= What this task involves =
Find every line in the records that holds the string "уравнение". Copy each one.

[Dataset entries]
◇ ◇ ◇ ◇ ◇

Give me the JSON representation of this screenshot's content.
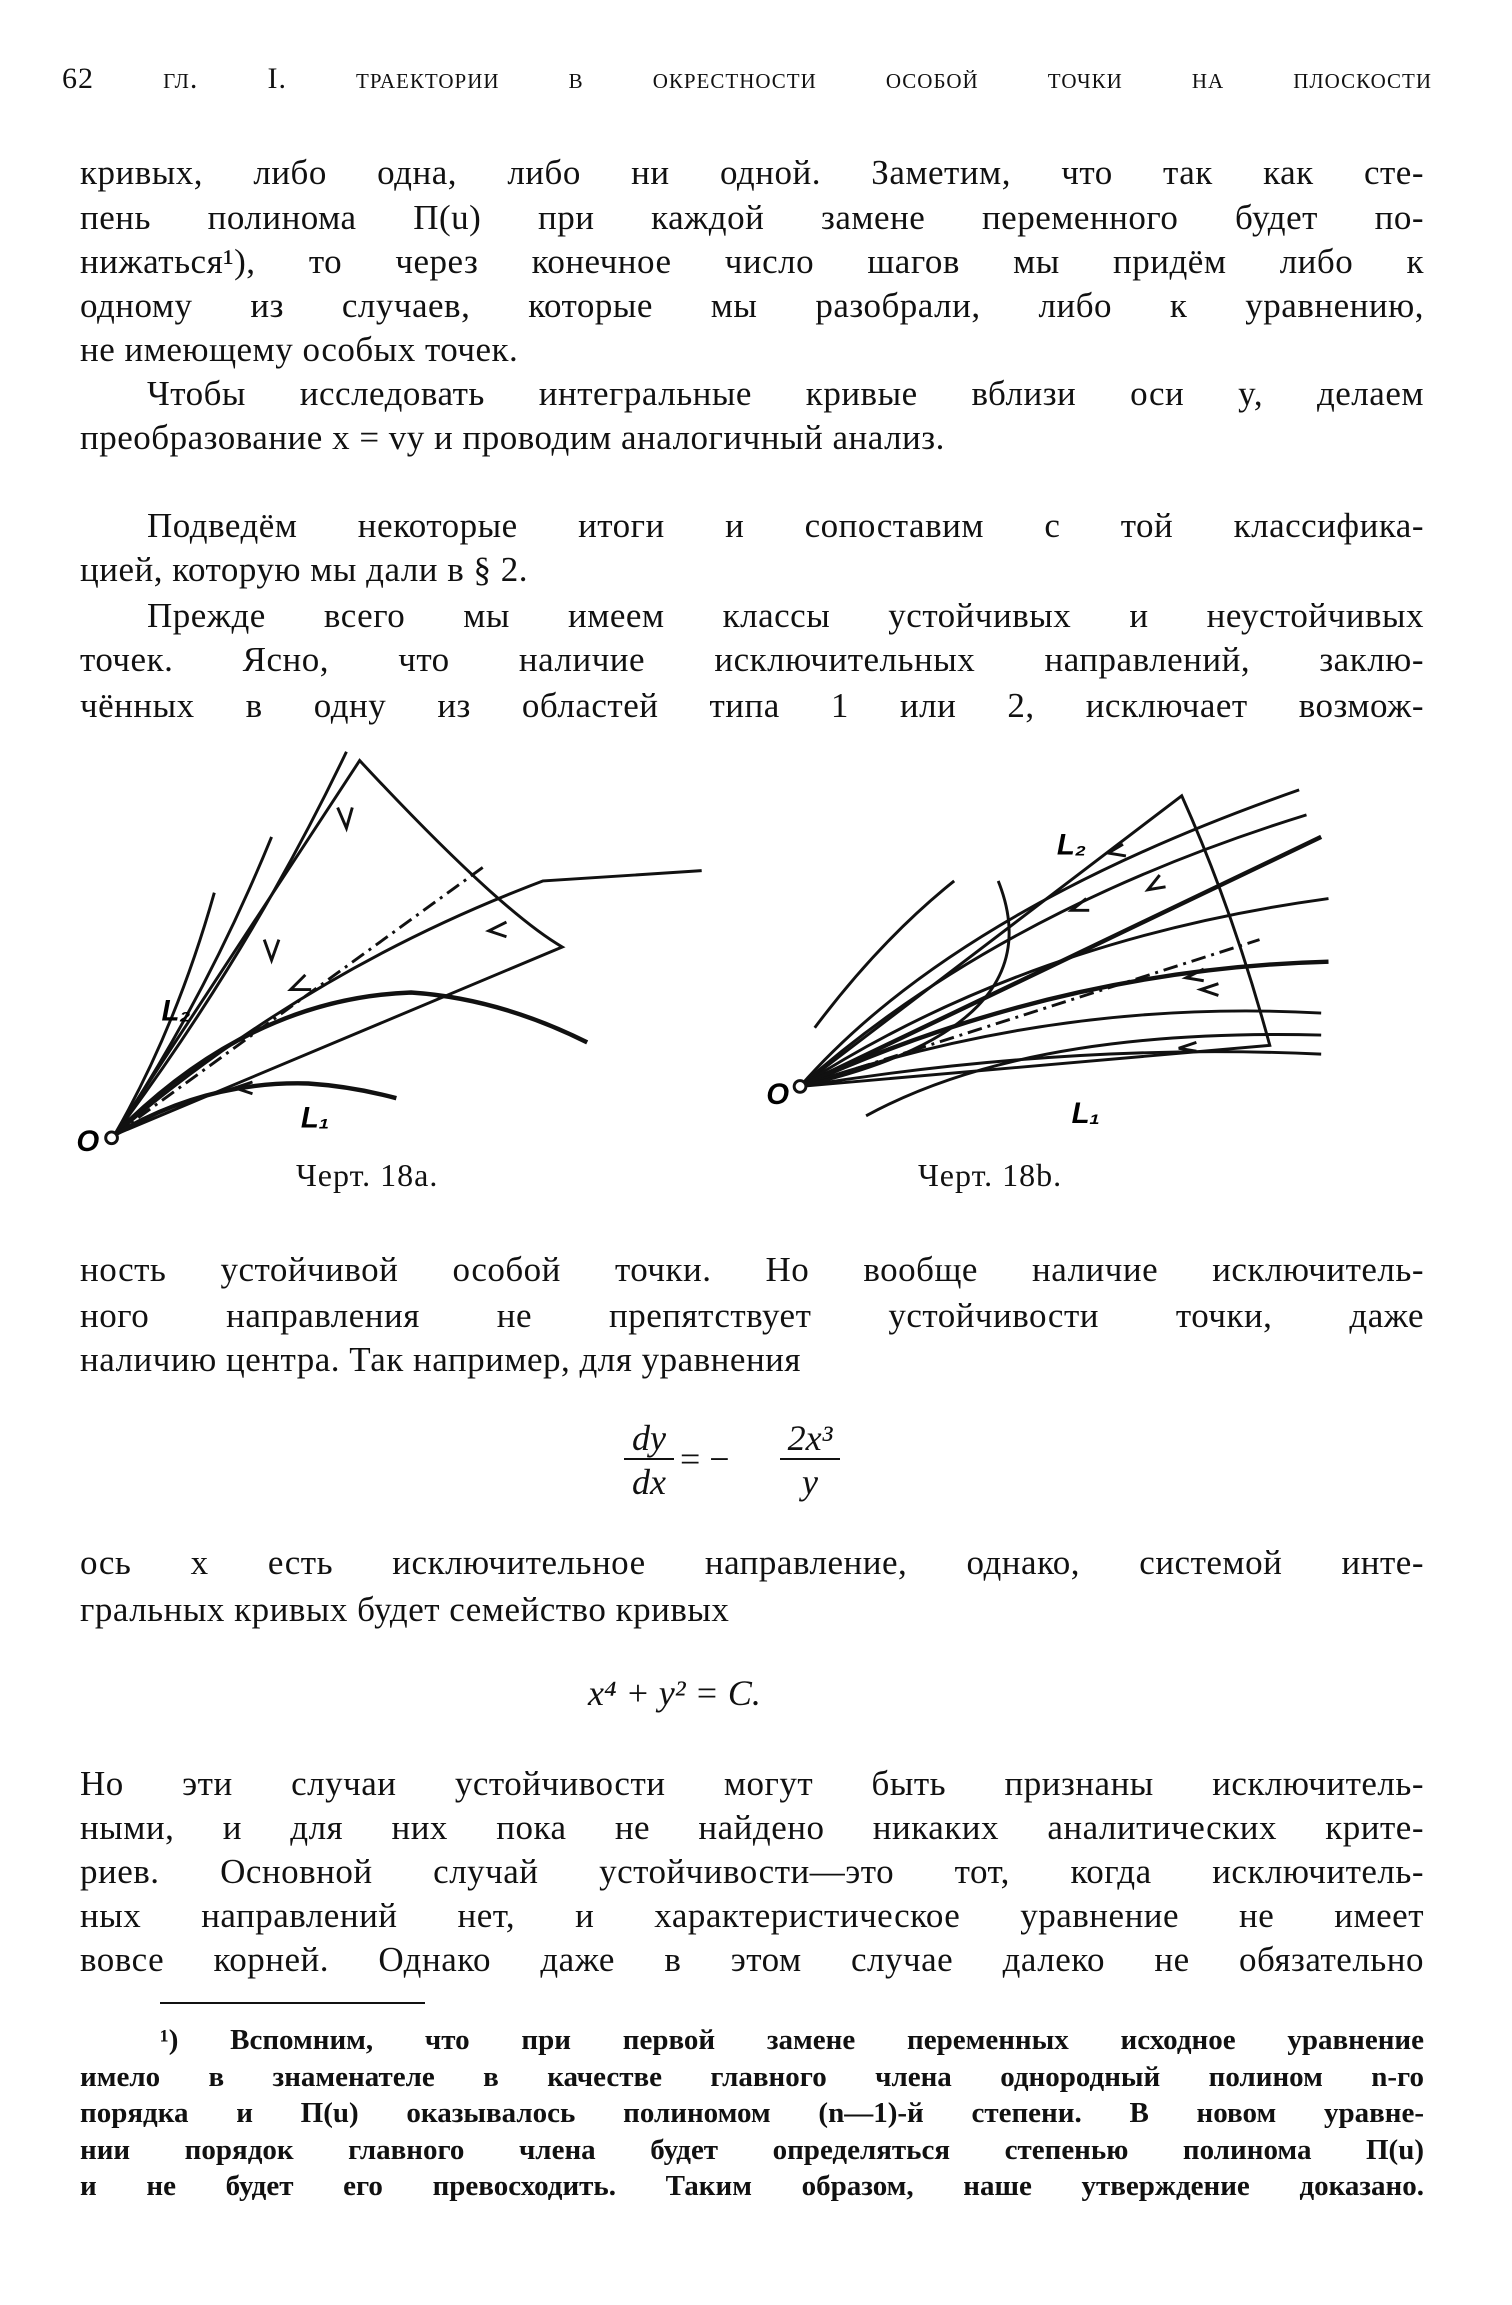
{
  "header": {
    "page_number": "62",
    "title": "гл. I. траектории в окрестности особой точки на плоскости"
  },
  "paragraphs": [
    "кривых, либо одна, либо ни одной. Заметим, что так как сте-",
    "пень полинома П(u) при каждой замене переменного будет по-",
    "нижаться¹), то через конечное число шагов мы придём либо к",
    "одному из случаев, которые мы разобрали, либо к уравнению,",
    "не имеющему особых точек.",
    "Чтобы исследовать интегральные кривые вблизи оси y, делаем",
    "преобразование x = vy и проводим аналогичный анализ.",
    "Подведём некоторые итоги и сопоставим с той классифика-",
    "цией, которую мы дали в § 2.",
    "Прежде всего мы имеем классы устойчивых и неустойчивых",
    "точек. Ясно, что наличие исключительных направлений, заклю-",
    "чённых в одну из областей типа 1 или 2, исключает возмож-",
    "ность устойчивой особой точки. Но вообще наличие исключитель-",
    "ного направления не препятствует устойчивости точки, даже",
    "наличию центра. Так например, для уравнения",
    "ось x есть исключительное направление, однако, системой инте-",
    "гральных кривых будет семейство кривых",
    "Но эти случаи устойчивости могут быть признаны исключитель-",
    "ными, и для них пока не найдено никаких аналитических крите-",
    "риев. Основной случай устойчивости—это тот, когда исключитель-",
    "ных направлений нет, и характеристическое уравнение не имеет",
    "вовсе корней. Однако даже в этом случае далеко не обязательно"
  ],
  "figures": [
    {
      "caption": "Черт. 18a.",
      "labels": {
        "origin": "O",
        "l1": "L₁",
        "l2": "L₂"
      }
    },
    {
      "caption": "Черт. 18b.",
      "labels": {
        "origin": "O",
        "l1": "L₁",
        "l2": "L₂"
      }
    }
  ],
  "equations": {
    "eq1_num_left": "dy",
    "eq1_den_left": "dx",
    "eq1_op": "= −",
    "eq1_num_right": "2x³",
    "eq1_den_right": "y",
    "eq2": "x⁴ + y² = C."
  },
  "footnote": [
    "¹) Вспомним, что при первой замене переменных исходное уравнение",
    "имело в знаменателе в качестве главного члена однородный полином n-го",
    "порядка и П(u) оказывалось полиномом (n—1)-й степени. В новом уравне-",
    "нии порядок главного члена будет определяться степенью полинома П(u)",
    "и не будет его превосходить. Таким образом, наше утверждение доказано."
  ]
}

◇ ◇ ◇ ◇ ◇

= Written response =
    "ных направлений нет, и характеристическое уравнение не имеет",
    "¹) Вспомним, что при первой замене переменных исходное уравнение",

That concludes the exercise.